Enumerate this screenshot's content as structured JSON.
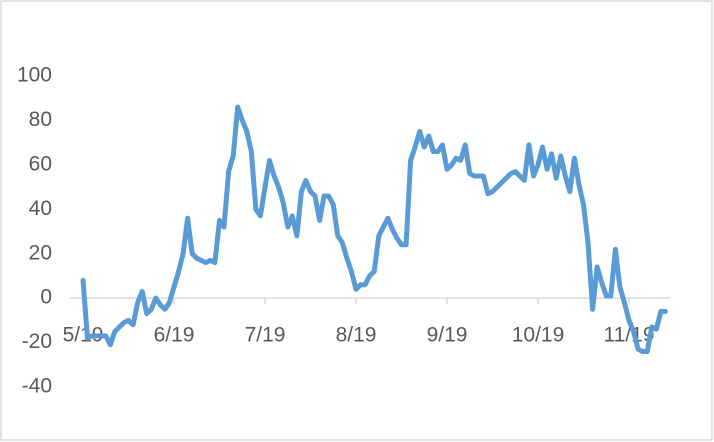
{
  "chart_data": {
    "type": "line",
    "color": "#5b9bd5",
    "categories": [
      "5/19",
      null,
      null,
      null,
      null,
      null,
      null,
      null,
      null,
      null,
      null,
      null,
      null,
      null,
      null,
      null,
      null,
      null,
      null,
      null,
      "6/19",
      null,
      null,
      null,
      null,
      null,
      null,
      null,
      null,
      null,
      null,
      null,
      null,
      null,
      null,
      null,
      null,
      null,
      null,
      null,
      "7/19",
      null,
      null,
      null,
      null,
      null,
      null,
      null,
      null,
      null,
      null,
      null,
      null,
      null,
      null,
      null,
      null,
      null,
      null,
      null,
      "8/19",
      null,
      null,
      null,
      null,
      null,
      null,
      null,
      null,
      null,
      null,
      null,
      null,
      null,
      null,
      null,
      null,
      null,
      null,
      null,
      "9/19",
      null,
      null,
      null,
      null,
      null,
      null,
      null,
      null,
      null,
      null,
      null,
      null,
      null,
      null,
      null,
      null,
      null,
      null,
      null,
      "10/19",
      null,
      null,
      null,
      null,
      null,
      null,
      null,
      null,
      null,
      null,
      null,
      null,
      null,
      null,
      null,
      null,
      null,
      null,
      null,
      "11/19",
      null,
      null,
      null,
      null,
      null,
      null,
      null,
      null
    ],
    "values": [
      8,
      -18,
      -17,
      -17,
      -17,
      -17,
      -21,
      -15,
      -13,
      -11,
      -10,
      -12,
      -2,
      3,
      -7,
      -5,
      0,
      -3,
      -5,
      -2,
      5,
      12,
      20,
      36,
      20,
      18,
      17,
      16,
      17,
      16,
      35,
      32,
      57,
      64,
      86,
      80,
      75,
      66,
      40,
      37,
      50,
      62,
      55,
      50,
      43,
      32,
      37,
      28,
      48,
      53,
      48,
      46,
      35,
      46,
      46,
      42,
      28,
      25,
      18,
      12,
      4,
      6,
      6,
      10,
      12,
      28,
      32,
      36,
      31,
      27,
      24,
      24,
      62,
      68,
      75,
      68,
      73,
      66,
      66,
      69,
      58,
      60,
      63,
      62,
      69,
      56,
      55,
      55,
      55,
      47,
      48,
      50,
      52,
      54,
      56,
      57,
      55,
      53,
      69,
      55,
      60,
      68,
      58,
      65,
      54,
      64,
      55,
      48,
      63,
      51,
      42,
      25,
      -5,
      14,
      7,
      1,
      1,
      22,
      5,
      -2,
      -10,
      -15,
      -23,
      -24,
      -24,
      -13,
      -14,
      -6,
      -6
    ],
    "ylim": [
      -40,
      100
    ],
    "yticks": [
      -40,
      -20,
      0,
      20,
      40,
      60,
      80,
      100
    ],
    "grid": false
  }
}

# # # # # # #

▶ STATED EXERCISE
All records above are to be printed exactly, minus the pictures they contain.

▶ SOLUTION TO THIS EXERCISE
Enumerate this screenshot's content as structured JSON.
{
  "chart_data": {
    "type": "line",
    "color": "#5b9bd5",
    "categories": [
      "5/19",
      null,
      null,
      null,
      null,
      null,
      null,
      null,
      null,
      null,
      null,
      null,
      null,
      null,
      null,
      null,
      null,
      null,
      null,
      null,
      "6/19",
      null,
      null,
      null,
      null,
      null,
      null,
      null,
      null,
      null,
      null,
      null,
      null,
      null,
      null,
      null,
      null,
      null,
      null,
      null,
      "7/19",
      null,
      null,
      null,
      null,
      null,
      null,
      null,
      null,
      null,
      null,
      null,
      null,
      null,
      null,
      null,
      null,
      null,
      null,
      null,
      "8/19",
      null,
      null,
      null,
      null,
      null,
      null,
      null,
      null,
      null,
      null,
      null,
      null,
      null,
      null,
      null,
      null,
      null,
      null,
      null,
      "9/19",
      null,
      null,
      null,
      null,
      null,
      null,
      null,
      null,
      null,
      null,
      null,
      null,
      null,
      null,
      null,
      null,
      null,
      null,
      null,
      "10/19",
      null,
      null,
      null,
      null,
      null,
      null,
      null,
      null,
      null,
      null,
      null,
      null,
      null,
      null,
      null,
      null,
      null,
      null,
      null,
      "11/19",
      null,
      null,
      null,
      null,
      null,
      null,
      null,
      null
    ],
    "values": [
      8,
      -18,
      -17,
      -17,
      -17,
      -17,
      -21,
      -15,
      -13,
      -11,
      -10,
      -12,
      -2,
      3,
      -7,
      -5,
      0,
      -3,
      -5,
      -2,
      5,
      12,
      20,
      36,
      20,
      18,
      17,
      16,
      17,
      16,
      35,
      32,
      57,
      64,
      86,
      80,
      75,
      66,
      40,
      37,
      50,
      62,
      55,
      50,
      43,
      32,
      37,
      28,
      48,
      53,
      48,
      46,
      35,
      46,
      46,
      42,
      28,
      25,
      18,
      12,
      4,
      6,
      6,
      10,
      12,
      28,
      32,
      36,
      31,
      27,
      24,
      24,
      62,
      68,
      75,
      68,
      73,
      66,
      66,
      69,
      58,
      60,
      63,
      62,
      69,
      56,
      55,
      55,
      55,
      47,
      48,
      50,
      52,
      54,
      56,
      57,
      55,
      53,
      69,
      55,
      60,
      68,
      58,
      65,
      54,
      64,
      55,
      48,
      63,
      51,
      42,
      25,
      -5,
      14,
      7,
      1,
      1,
      22,
      5,
      -2,
      -10,
      -15,
      -23,
      -24,
      -24,
      -13,
      -14,
      -6,
      -6
    ],
    "ylim": [
      -40,
      100
    ],
    "yticks": [
      -40,
      -20,
      0,
      20,
      40,
      60,
      80,
      100
    ],
    "grid": false
  }
}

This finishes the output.